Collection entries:
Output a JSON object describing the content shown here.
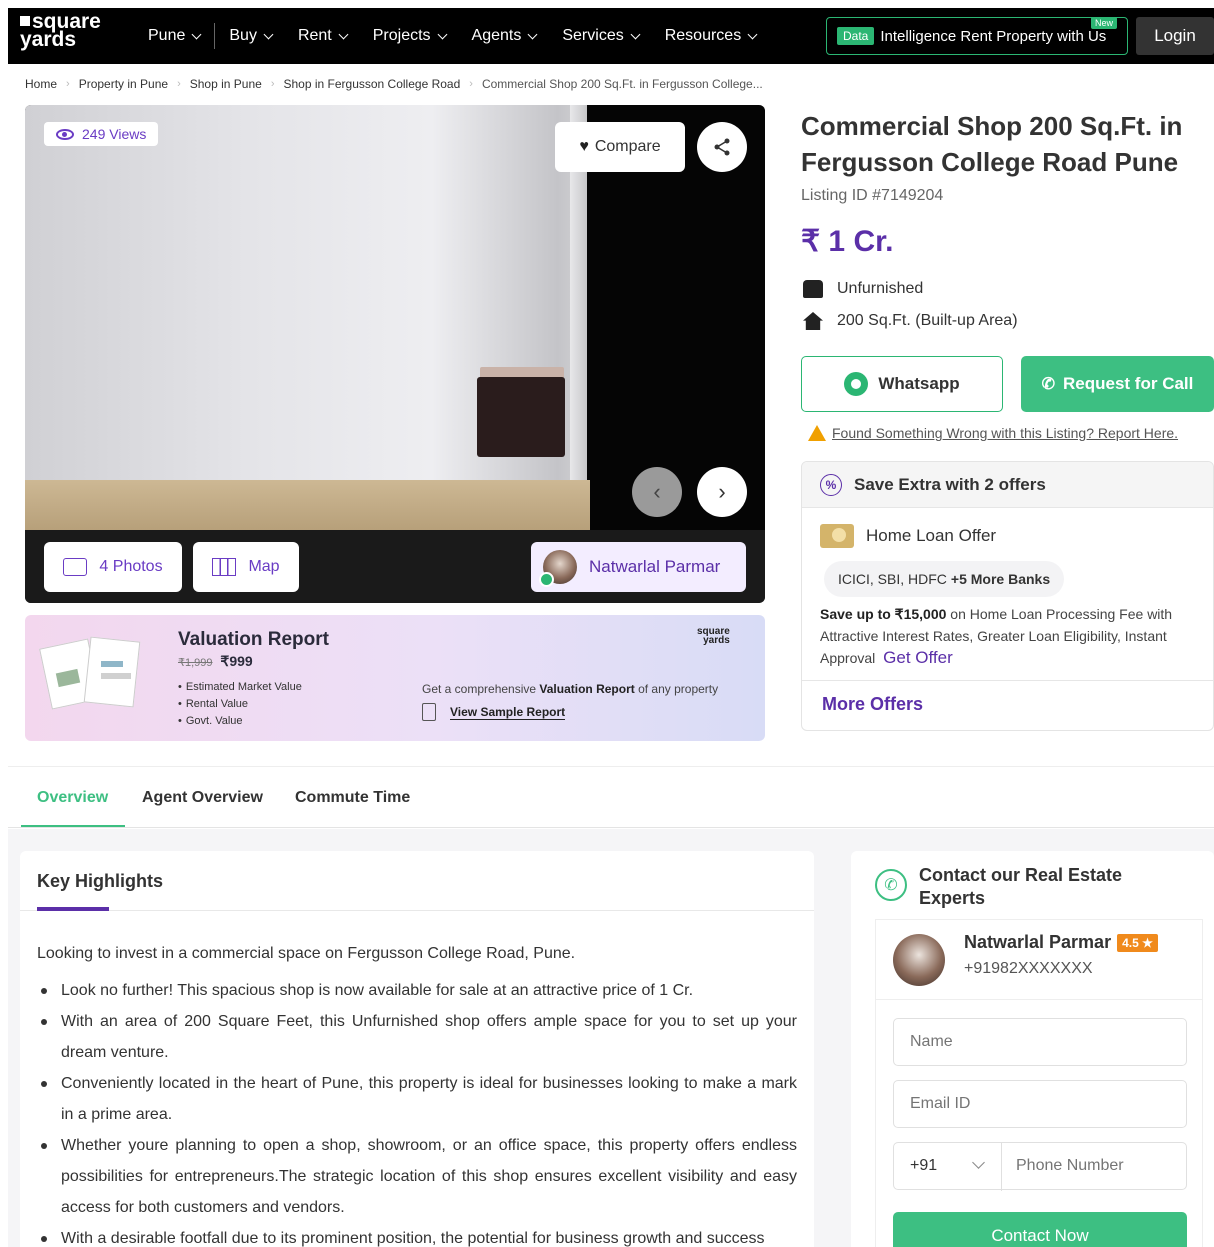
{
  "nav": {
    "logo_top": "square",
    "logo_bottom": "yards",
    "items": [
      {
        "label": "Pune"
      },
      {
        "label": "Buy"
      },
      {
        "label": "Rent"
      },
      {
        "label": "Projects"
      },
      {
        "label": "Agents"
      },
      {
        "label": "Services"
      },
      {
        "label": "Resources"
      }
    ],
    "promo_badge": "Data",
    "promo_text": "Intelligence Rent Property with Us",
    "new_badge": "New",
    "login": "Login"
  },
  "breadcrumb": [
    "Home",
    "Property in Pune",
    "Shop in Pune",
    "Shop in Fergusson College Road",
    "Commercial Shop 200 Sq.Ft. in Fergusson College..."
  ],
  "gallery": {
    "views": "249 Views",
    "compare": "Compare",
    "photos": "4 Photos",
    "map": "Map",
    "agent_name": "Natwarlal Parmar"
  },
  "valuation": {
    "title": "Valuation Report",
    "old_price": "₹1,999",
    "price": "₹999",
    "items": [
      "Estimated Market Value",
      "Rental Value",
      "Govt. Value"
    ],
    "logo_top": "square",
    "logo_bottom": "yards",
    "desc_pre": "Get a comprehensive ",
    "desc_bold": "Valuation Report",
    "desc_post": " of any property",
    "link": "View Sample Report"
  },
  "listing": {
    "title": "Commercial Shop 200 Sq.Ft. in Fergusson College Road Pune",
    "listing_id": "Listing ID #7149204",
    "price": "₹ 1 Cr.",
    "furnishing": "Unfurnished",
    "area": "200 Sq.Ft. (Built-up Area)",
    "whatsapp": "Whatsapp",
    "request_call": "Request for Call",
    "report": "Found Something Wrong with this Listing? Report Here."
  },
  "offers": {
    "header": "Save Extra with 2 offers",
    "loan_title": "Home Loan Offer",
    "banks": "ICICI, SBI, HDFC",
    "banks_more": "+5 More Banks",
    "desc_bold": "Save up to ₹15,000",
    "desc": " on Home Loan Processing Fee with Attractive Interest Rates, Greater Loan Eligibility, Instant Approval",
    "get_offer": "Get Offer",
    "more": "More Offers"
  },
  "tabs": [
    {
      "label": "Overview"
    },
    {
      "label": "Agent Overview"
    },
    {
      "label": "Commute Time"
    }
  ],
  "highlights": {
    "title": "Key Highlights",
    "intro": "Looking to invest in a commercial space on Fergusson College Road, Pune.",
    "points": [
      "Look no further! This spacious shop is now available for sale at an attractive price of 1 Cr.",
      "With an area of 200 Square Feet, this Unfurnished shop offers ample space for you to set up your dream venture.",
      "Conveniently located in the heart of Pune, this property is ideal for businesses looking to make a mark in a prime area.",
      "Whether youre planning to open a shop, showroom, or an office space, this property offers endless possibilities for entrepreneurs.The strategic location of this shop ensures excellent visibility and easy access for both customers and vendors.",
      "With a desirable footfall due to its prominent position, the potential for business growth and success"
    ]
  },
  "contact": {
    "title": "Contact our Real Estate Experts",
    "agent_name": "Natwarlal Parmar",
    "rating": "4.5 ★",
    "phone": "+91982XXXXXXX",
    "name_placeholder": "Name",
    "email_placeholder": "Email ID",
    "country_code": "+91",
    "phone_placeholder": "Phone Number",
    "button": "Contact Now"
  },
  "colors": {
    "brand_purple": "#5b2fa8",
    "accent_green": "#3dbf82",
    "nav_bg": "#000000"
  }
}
--
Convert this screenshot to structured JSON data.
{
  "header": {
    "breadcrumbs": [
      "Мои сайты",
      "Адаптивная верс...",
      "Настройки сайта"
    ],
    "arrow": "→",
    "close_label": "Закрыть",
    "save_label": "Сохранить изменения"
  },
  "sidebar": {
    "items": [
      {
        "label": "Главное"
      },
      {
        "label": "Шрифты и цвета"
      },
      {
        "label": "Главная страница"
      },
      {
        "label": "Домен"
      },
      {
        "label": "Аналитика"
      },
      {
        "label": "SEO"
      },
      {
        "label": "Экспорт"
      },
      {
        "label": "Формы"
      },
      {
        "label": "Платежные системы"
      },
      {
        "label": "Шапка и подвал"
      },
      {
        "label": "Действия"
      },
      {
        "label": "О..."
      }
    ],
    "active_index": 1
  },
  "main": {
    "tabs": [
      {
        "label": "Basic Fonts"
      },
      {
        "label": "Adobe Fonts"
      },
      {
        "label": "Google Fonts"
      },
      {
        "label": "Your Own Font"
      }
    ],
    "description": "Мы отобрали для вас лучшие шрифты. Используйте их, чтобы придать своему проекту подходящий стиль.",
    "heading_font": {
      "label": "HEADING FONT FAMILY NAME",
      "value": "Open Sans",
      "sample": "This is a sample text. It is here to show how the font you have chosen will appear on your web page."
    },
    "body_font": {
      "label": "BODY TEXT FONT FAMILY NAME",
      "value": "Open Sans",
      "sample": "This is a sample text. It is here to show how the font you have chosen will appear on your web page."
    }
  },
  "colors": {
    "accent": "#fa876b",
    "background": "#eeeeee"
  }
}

**PROBLEM TO WORK ON:** Look for lines containing the string "Pune" and copy them all.

**EXERCISE SOLUTION:**
        "label": "Pune"
    "Property in Pune",
    "Shop in Pune",
    "title": "Commercial Shop 200 Sq.Ft. in Fergusson College Road Pune",
    "intro": "Looking to invest in a commercial space on Fergusson College Road, Pune.",
      "Conveniently located in the heart of Pune, this property is ideal for businesses looking to make a mark in a prime area.",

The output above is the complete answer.